» SELECTION
+===+

[llvm-dev] RFC [ThinLTO]: Promoting more aggressively in order to reduce incremental link time and allow sharing between linkage units

Thu Apr 7 21:59:57 PDT 2016

On Thu, Apr 7, 2016 at 3:25 PM, Mehdi Amini <mehdi.amini at apple.com> wrote:

>
> On Apr 7, 2016, at 1:21 PM, Peter Collingbourne <peter at pcc.me.uk> wrote:
>
>
>
> On Thu, Apr 7, 2016 at 12:52 PM, Mehdi Amini <mehdi.amini at apple.com>
> wrote:
>
>>
>> On Apr 7, 2016, at 12:39 PM, Peter Collingbourne <peter at pcc.me.uk> wrote:
>>
>>
>>
>> On Thu, Apr 7, 2016 at 12:29 PM, Mehdi Amini <mehdi.amini at apple.com>
>> wrote:
>>
>>>
>>> On Apr 7, 2016, at 11:59 AM, Xinliang David Li <davidxl at google.com>
>>> wrote:
>>>
>>>
>>>
>>> On Thu, Apr 7, 2016 at 11:26 AM, Mehdi Amini <mehdi.amini at apple.com>
>>> wrote:
>>>
>>>>
>>>> On Apr 7, 2016, at 10:58 AM, Xinliang David Li <davidxl at google.com>
>>>> wrote:
>>>>
>>>>
>>>>
>>>> On Wed, Apr 6, 2016 at 9:53 PM, Mehdi Amini <mehdi.amini at apple.com>
>>>> wrote:
>>>>
>>>>>
>>>>> On Apr 6, 2016, at 9:40 PM, Teresa Johnson <tejohnson at google.com>
>>>>> wrote:
>>>>>
>>>>>
>>>>>
>>>>> On Wed, Apr 6, 2016 at 5:13 PM, Peter Collingbourne <peter at pcc.me.uk>
>>>>> wrote:
>>>>>
>>>>>>
>>>>>>
>>>>>> On Wed, Apr 6, 2016 at 4:53 PM, Mehdi Amini <mehdi.amini at apple.com>
>>>>>> wrote:
>>>>>>
>>>>>>>
>>>>>>> On Apr 6, 2016, at 4:41 PM, Peter Collingbourne <peter at pcc.me.uk>
>>>>>>> wrote:
>>>>>>>
>>>>>>> Hi all,
>>>>>>>
>>>>>>> I'd like to propose changes to how we do promotion of global values
>>>>>>> in ThinLTO. The goal here is to make it possible to pre-compile parts of
>>>>>>> the translation unit to native code at compile time. For example, if we
>>>>>>> know that:
>>>>>>>
>>>>>>> 1) A function is a leaf function, so it will never import any other
>>>>>>> functions, and
>>>>>>>
>>>>>>>
>>>>>>> It still may be imported somewhere else right?
>>>>>>>
>>>>>>> 2) The function's instruction count falls above a threshold
>>>>>>> specified at compile time, so it will never be imported.
>>>>>>>
>>>>>>>
>>>>>>> It won’t be imported, but unless it is a “leaf” it may import and
>>>>>>> inline itself.
>>>>>>>
>>>>>>
>>>>>>> or
>>>>>>> 3) The compile-time threshold is zero, so there is no possibility of
>>>>>>> functions being imported (What's the utility of this? Consider a program
>>>>>>> transformation that requires whole-program information, such as CFI. During
>>>>>>> development, the import threshold may be set to zero in order to minimize
>>>>>>> the incremental link time while still providing the same CFI enforcement
>>>>>>> that would be used in production builds of the application.)
>>>>>>>
>>>>>>> then the function's body will not be affected by link-time
>>>>>>> decisions, and we might as well produce its object code at compile time.

+===+

» DATA EXCERPTS
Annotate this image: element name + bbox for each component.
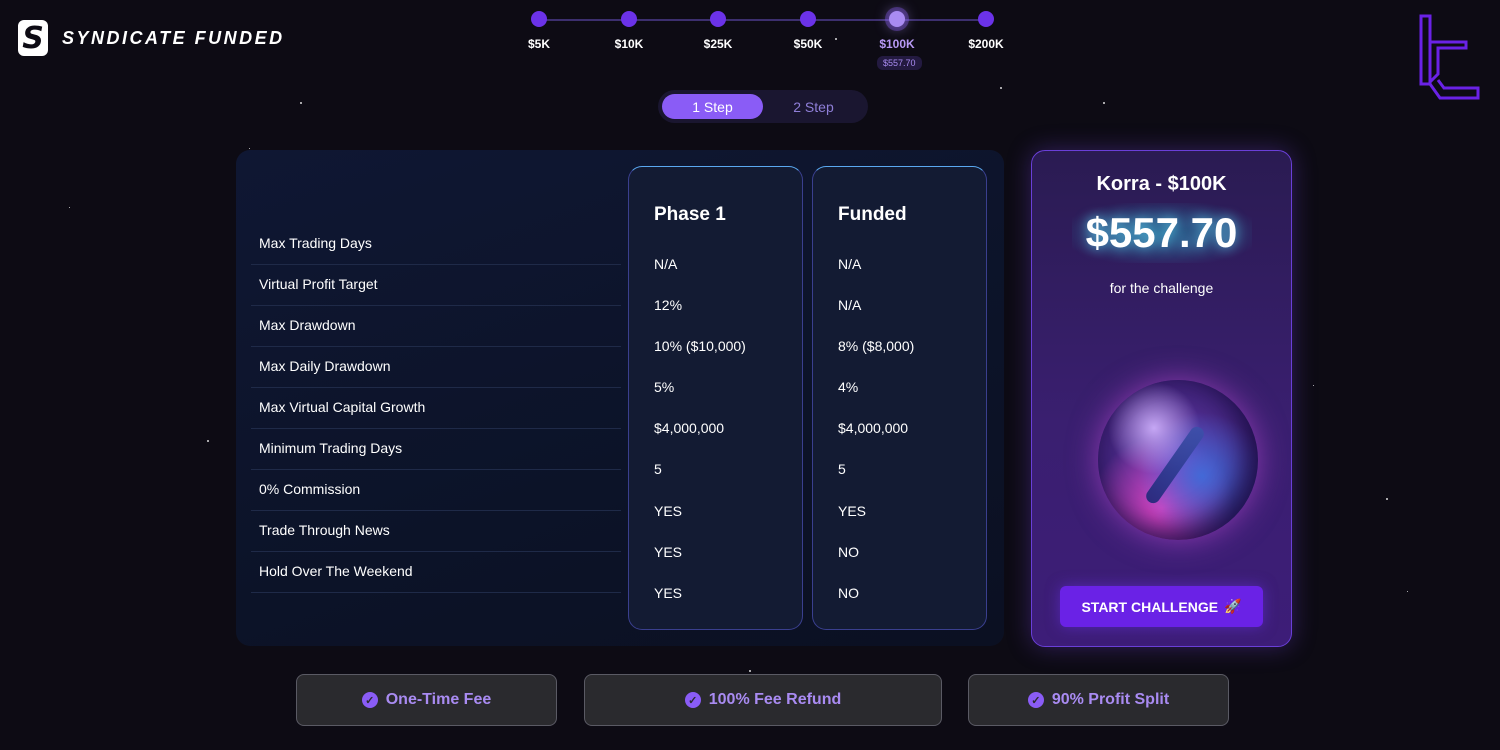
star [69,207,70,208]
slider-stop-label: $25K [703,37,733,51]
star [207,440,209,442]
column-cell: NO [838,544,859,560]
star [1386,498,1388,500]
star [1313,385,1314,386]
slider-dot-active[interactable] [889,11,905,27]
star [249,148,250,149]
feature-profit-split: ✓ 90% Profit Split [968,674,1229,726]
corner-brand-icon [1419,14,1480,100]
slider-stop-25k[interactable]: $25K [688,11,748,51]
challenge-title: Korra - $100K [1096,173,1227,195]
column-cell: YES [838,503,867,519]
planet-image [1098,380,1258,540]
star [1407,591,1408,592]
column-cell: 4% [838,379,859,395]
slider-stop-10k[interactable]: $10K [599,11,659,51]
brand-name: SYNDICATE FUNDED [62,27,285,48]
column-title: Phase 1 [654,204,726,225]
slider-stop-label: $10K [614,37,644,51]
column-cell: 5 [654,461,662,477]
challenge-price: $557.70 [1085,209,1238,256]
slider-price-tag: $557.70 [877,56,922,70]
account-size-slider[interactable]: $5K $10K $25K $50K $100K $200K $557.70 [520,8,1010,78]
slider-stop-5k[interactable]: $5K [509,11,569,51]
rule-label: Max Drawdown [251,306,621,347]
check-badge-icon: ✓ [684,692,701,708]
slider-dot[interactable] [710,11,726,27]
rules-table-panel: Max Trading Days Virtual Profit Target M… [236,150,1004,646]
slider-stop-label: $200K [968,37,1004,51]
brand-logo[interactable]: S SYNDICATE FUNDED [18,20,285,56]
rule-label: Minimum Trading Days [251,429,621,470]
slider-dot[interactable] [531,11,547,27]
step-toggle[interactable]: 1 Step 2 Step [658,90,868,123]
rule-label: Hold Over The Weekend [251,552,621,593]
column-cell: N/A [838,297,862,313]
column-cell: NO [838,585,859,601]
funded-column: Funded N/A N/A 8% ($8,000) 4% $4,000,000… [812,166,987,630]
slider-dot[interactable] [978,11,994,27]
rule-label: Max Virtual Capital Growth [251,388,621,429]
column-cell: YES [654,544,683,560]
rule-label: Max Trading Days [251,224,621,265]
rule-label: Virtual Profit Target [251,265,621,306]
rule-label: 0% Commission [251,470,621,511]
slider-dot[interactable] [621,11,637,27]
star [1000,87,1002,89]
star [1103,102,1105,104]
feature-label: One-Time Fee [385,691,492,708]
column-cell: 5% [654,379,675,395]
rule-label: Trade Through News [251,511,621,552]
column-title: Funded [838,204,907,225]
toggle-1-step[interactable]: 1 Step [662,94,763,119]
column-cell: 10% ($10,000) [654,338,746,354]
toggle-2-step[interactable]: 2 Step [763,94,864,119]
column-cell: $4,000,000 [838,420,909,436]
slider-stop-label: $100K [879,37,915,51]
start-challenge-label: START CHALLENGE [1081,598,1219,615]
price-caption: for the challenge [1109,280,1214,296]
star [749,670,751,672]
column-cell: YES [654,585,683,601]
column-cell: N/A [838,256,862,272]
feature-label: 90% Profit Split [1051,691,1170,708]
slider-stop-label: $50K [793,37,823,51]
slider-stop-50k[interactable]: $50K [778,11,838,51]
start-challenge-button[interactable]: START CHALLENGE 🚀 [1060,586,1263,627]
star [300,102,302,104]
feature-label: 100% Fee Refund [708,691,842,708]
check-badge-icon: ✓ [1027,692,1044,708]
challenge-price-card: Korra - $100K $557.70 for the challenge … [1031,150,1292,647]
column-cell: N/A [654,256,678,272]
planet-streak [1143,424,1207,506]
column-cell: 8% ($8,000) [838,338,915,354]
brand-mark-icon: S [18,20,48,56]
column-cell: 12% [654,297,683,313]
phase-1-column: Phase 1 N/A 12% 10% ($10,000) 5% $4,000,… [628,166,803,630]
column-cell: YES [654,503,683,519]
slider-dot[interactable] [800,11,816,27]
feature-fee-refund: ✓ 100% Fee Refund [584,674,942,726]
check-badge-icon: ✓ [361,692,378,708]
slider-stop-label: $5K [527,37,550,51]
column-cell: $4,000,000 [654,420,725,436]
slider-stop-100k[interactable]: $100K [867,11,927,51]
slider-stop-200k[interactable]: $200K [956,11,1016,51]
feature-one-time-fee: ✓ One-Time Fee [296,674,557,726]
rocket-icon: 🚀 [1224,598,1242,614]
column-cell: 5 [838,461,846,477]
rule-label: Max Daily Drawdown [251,347,621,388]
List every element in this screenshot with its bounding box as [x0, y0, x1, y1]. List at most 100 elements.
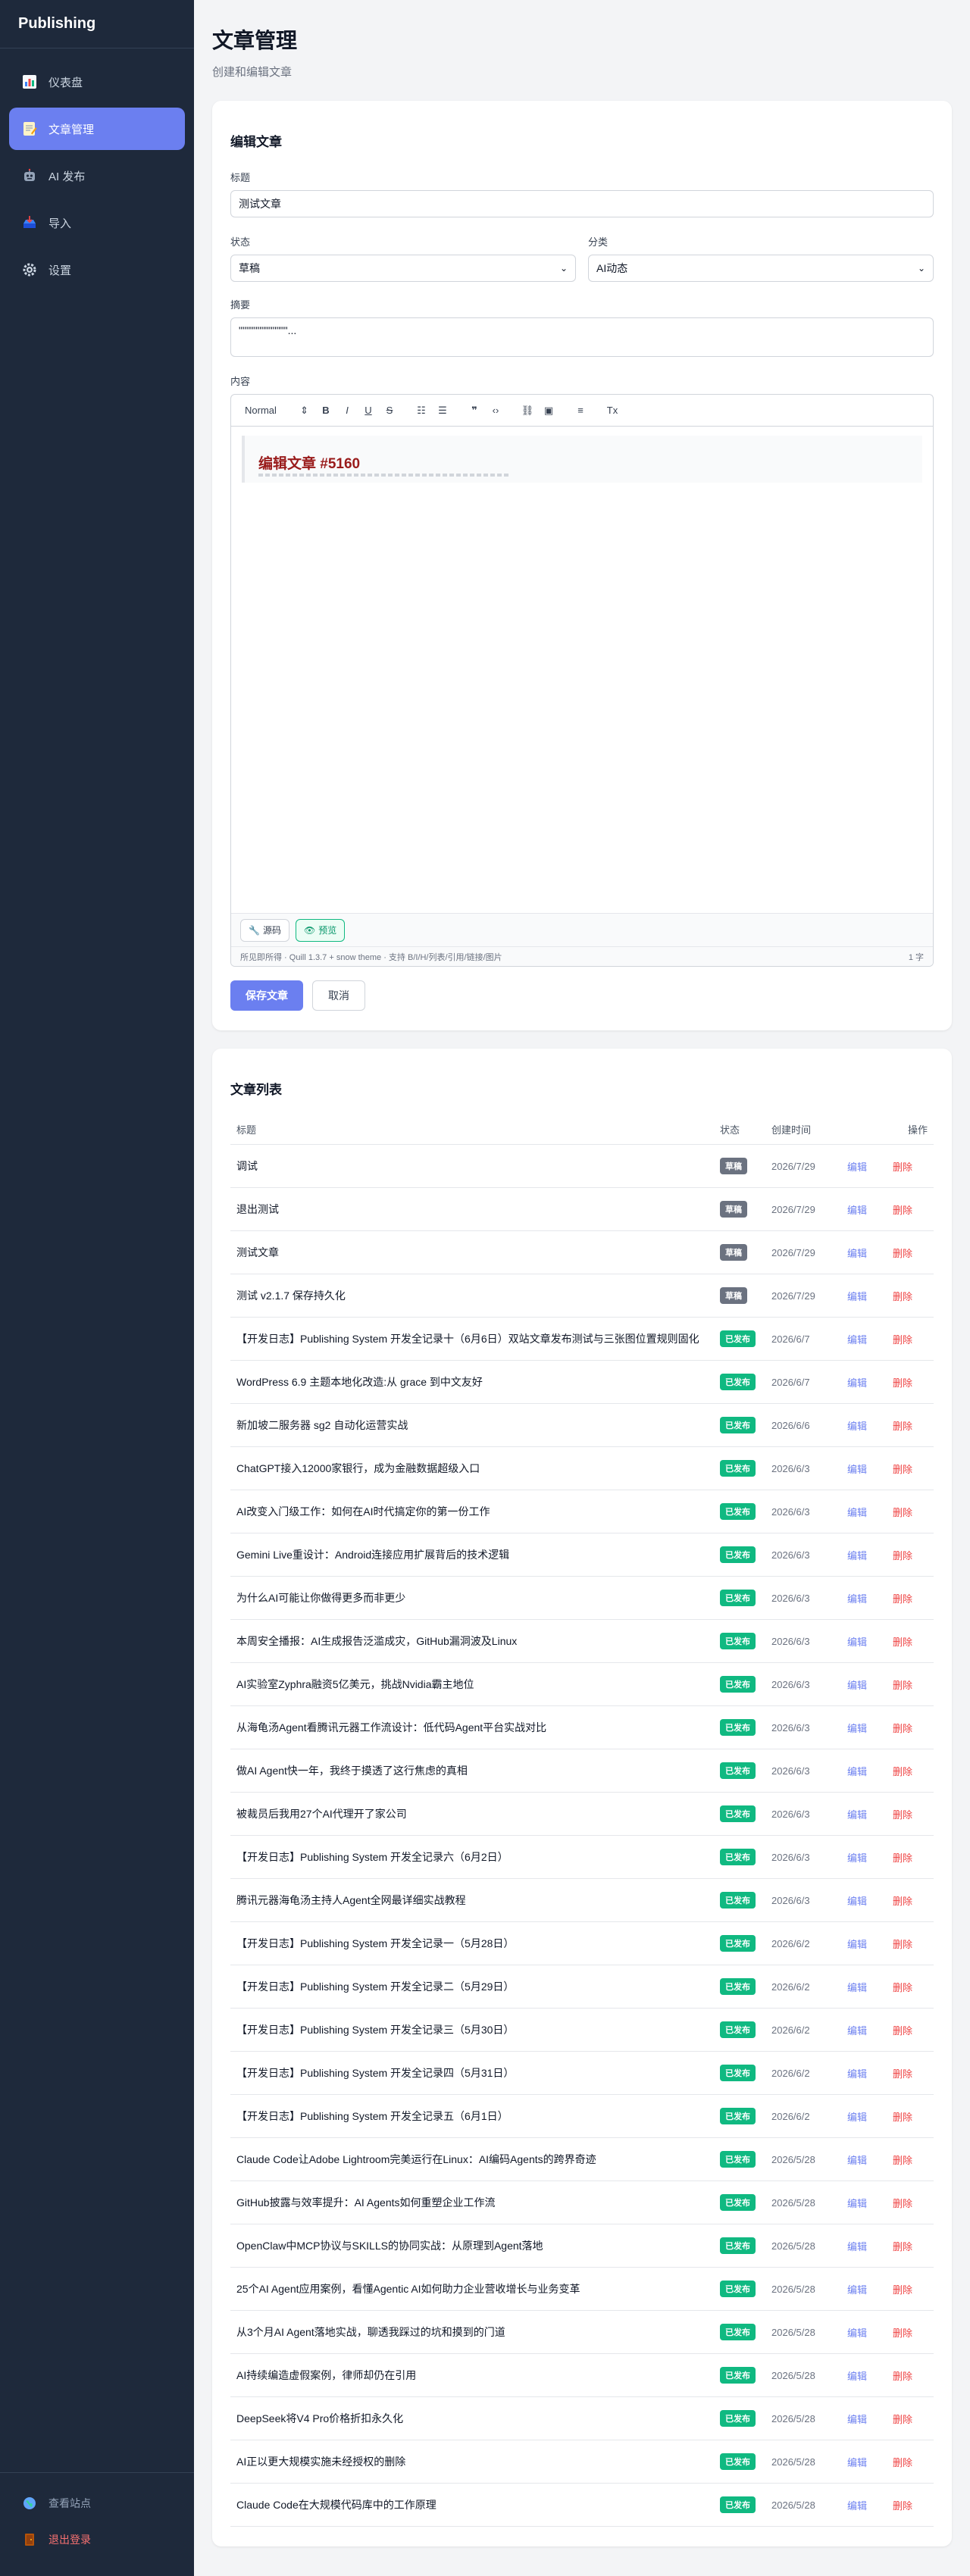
article-title[interactable]: 【开发日志】Publishing System 开发全记录四（5月31日）: [230, 2065, 720, 2080]
edit-link[interactable]: 编辑: [847, 1850, 893, 1865]
bullet-list-icon[interactable]: ☰: [434, 402, 451, 419]
delete-link[interactable]: 删除: [893, 1937, 912, 1951]
edit-link[interactable]: 编辑: [847, 2196, 893, 2210]
edit-link[interactable]: 编辑: [847, 2109, 893, 2124]
article-title[interactable]: 新加坡二服务器 sg2 自动化运营实战: [230, 1418, 720, 1433]
quote-icon[interactable]: ❞: [466, 402, 483, 419]
article-title[interactable]: 本周安全播报：AI生成报告泛滥成灾，GitHub漏洞波及Linux: [230, 1633, 720, 1649]
delete-link[interactable]: 删除: [893, 1764, 912, 1778]
preview-button[interactable]: 👁 预览: [295, 918, 346, 942]
delete-link[interactable]: 删除: [893, 1807, 912, 1821]
article-title[interactable]: AI实验室Zyphra融资5亿美元，挑战Nvidia霸主地位: [230, 1677, 720, 1692]
article-title[interactable]: 做AI Agent快一年，我终于摸透了这行焦虑的真相: [230, 1763, 720, 1778]
delete-link[interactable]: 删除: [893, 1980, 912, 1994]
source-button[interactable]: 🔧 源码: [240, 918, 289, 942]
delete-link[interactable]: 删除: [893, 2498, 912, 2512]
category-select[interactable]: AI动态 ⌄: [588, 255, 934, 282]
cancel-button[interactable]: 取消: [312, 980, 365, 1011]
delete-link[interactable]: 删除: [893, 2109, 912, 2124]
article-title[interactable]: DeepSeek将V4 Pro价格折扣永久化: [230, 2411, 720, 2426]
delete-link[interactable]: 删除: [893, 1850, 912, 1865]
delete-link[interactable]: 删除: [893, 1462, 912, 1476]
edit-link[interactable]: 编辑: [847, 1159, 893, 1174]
underline-icon[interactable]: U: [360, 402, 377, 419]
article-title[interactable]: 测试文章: [230, 1245, 720, 1260]
edit-link[interactable]: 编辑: [847, 1462, 893, 1476]
delete-link[interactable]: 删除: [893, 1548, 912, 1562]
delete-link[interactable]: 删除: [893, 2196, 912, 2210]
article-title[interactable]: 调试: [230, 1158, 720, 1174]
title-input[interactable]: 测试文章: [230, 190, 934, 217]
delete-link[interactable]: 删除: [893, 2152, 912, 2167]
article-title[interactable]: 25个AI Agent应用案例，看懂Agentic AI如何助力企业营收增长与业…: [230, 2281, 720, 2296]
delete-link[interactable]: 删除: [893, 1289, 912, 1303]
edit-link[interactable]: 编辑: [847, 1375, 893, 1390]
article-title[interactable]: 退出测试: [230, 1202, 720, 1217]
delete-link[interactable]: 删除: [893, 1591, 912, 1605]
delete-link[interactable]: 删除: [893, 1332, 912, 1346]
delete-link[interactable]: 删除: [893, 2368, 912, 2383]
delete-link[interactable]: 删除: [893, 1677, 912, 1692]
article-title[interactable]: 为什么AI可能让你做得更多而非更少: [230, 1590, 720, 1605]
edit-link[interactable]: 编辑: [847, 1807, 893, 1821]
delete-link[interactable]: 删除: [893, 2325, 912, 2340]
edit-link[interactable]: 编辑: [847, 2455, 893, 2469]
article-title[interactable]: 【开发日志】Publishing System 开发全记录十（6月6日）双站文章…: [230, 1331, 720, 1346]
edit-link[interactable]: 编辑: [847, 2412, 893, 2426]
article-title[interactable]: AI正以更大规模实施未经授权的删除: [230, 2454, 720, 2469]
delete-link[interactable]: 删除: [893, 1159, 912, 1174]
edit-link[interactable]: 编辑: [847, 2498, 893, 2512]
delete-link[interactable]: 删除: [893, 2239, 912, 2253]
code-icon[interactable]: ‹›: [487, 402, 504, 419]
edit-link[interactable]: 编辑: [847, 1246, 893, 1260]
logout-button[interactable]: 退出登录: [9, 2521, 185, 2558]
article-title[interactable]: Gemini Live重设计：Android连接应用扩展背后的技术逻辑: [230, 1547, 720, 1562]
edit-link[interactable]: 编辑: [847, 1764, 893, 1778]
italic-icon[interactable]: I: [339, 402, 355, 419]
delete-link[interactable]: 删除: [893, 1893, 912, 1908]
status-select[interactable]: 草稿 ⌄: [230, 255, 576, 282]
article-title[interactable]: 从3个月AI Agent落地实战，聊透我踩过的坑和摸到的门道: [230, 2324, 720, 2340]
delete-link[interactable]: 删除: [893, 1634, 912, 1649]
edit-link[interactable]: 编辑: [847, 1721, 893, 1735]
brand-logo[interactable]: Publishing: [0, 0, 194, 48]
edit-link[interactable]: 编辑: [847, 1677, 893, 1692]
edit-link[interactable]: 编辑: [847, 2152, 893, 2167]
article-title[interactable]: OpenClaw中MCP协议与SKILLS的协同实战：从原理到Agent落地: [230, 2238, 720, 2253]
sidebar-item-settings[interactable]: 设置: [9, 249, 185, 291]
article-title[interactable]: AI持续编造虚假案例，律师却仍在引用: [230, 2368, 720, 2383]
edit-link[interactable]: 编辑: [847, 2239, 893, 2253]
sidebar-item-ai-publish[interactable]: AI 发布: [9, 155, 185, 197]
sidebar-item-import[interactable]: 导入: [9, 202, 185, 244]
align-icon[interactable]: ≡: [572, 402, 589, 419]
editor-content-area[interactable]: 编辑文章 #5160: [231, 427, 933, 913]
delete-link[interactable]: 删除: [893, 2455, 912, 2469]
delete-link[interactable]: 删除: [893, 1202, 912, 1217]
edit-link[interactable]: 编辑: [847, 1505, 893, 1519]
edit-link[interactable]: 编辑: [847, 2325, 893, 2340]
article-title[interactable]: Claude Code在大规模代码库中的工作原理: [230, 2497, 720, 2512]
save-article-button[interactable]: 保存文章: [230, 980, 303, 1011]
delete-link[interactable]: 删除: [893, 2412, 912, 2426]
delete-link[interactable]: 删除: [893, 1246, 912, 1260]
edit-link[interactable]: 编辑: [847, 1591, 893, 1605]
edit-link[interactable]: 编辑: [847, 1937, 893, 1951]
article-title[interactable]: 【开发日志】Publishing System 开发全记录一（5月28日）: [230, 1936, 720, 1951]
edit-link[interactable]: 编辑: [847, 1980, 893, 1994]
edit-link[interactable]: 编辑: [847, 2368, 893, 2383]
article-title[interactable]: 【开发日志】Publishing System 开发全记录五（6月1日）: [230, 2109, 720, 2124]
delete-link[interactable]: 删除: [893, 1505, 912, 1519]
delete-link[interactable]: 删除: [893, 1375, 912, 1390]
clear-format-icon[interactable]: Tx: [604, 402, 621, 419]
article-title[interactable]: Claude Code让Adobe Lightroom完美运行在Linux：AI…: [230, 2152, 720, 2167]
delete-link[interactable]: 删除: [893, 2282, 912, 2296]
article-title[interactable]: WordPress 6.9 主题本地化改造:从 grace 到中文友好: [230, 1374, 720, 1390]
link-icon[interactable]: ⛓: [519, 402, 536, 419]
format-select[interactable]: Normal ⇕: [240, 405, 313, 417]
strike-icon[interactable]: S: [381, 402, 398, 419]
edit-link[interactable]: 编辑: [847, 1548, 893, 1562]
edit-link[interactable]: 编辑: [847, 2066, 893, 2080]
delete-link[interactable]: 删除: [893, 1418, 912, 1433]
article-title[interactable]: 被裁员后我用27个AI代理开了家公司: [230, 1806, 720, 1821]
edit-link[interactable]: 编辑: [847, 1289, 893, 1303]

+===+

» STATED TASK
In the ThinLTO thread, what goal is given for changing how global values are promoted?

» THE COMPLETED TASK
To make it possible to pre-compile parts of the translation unit to native code at compile time.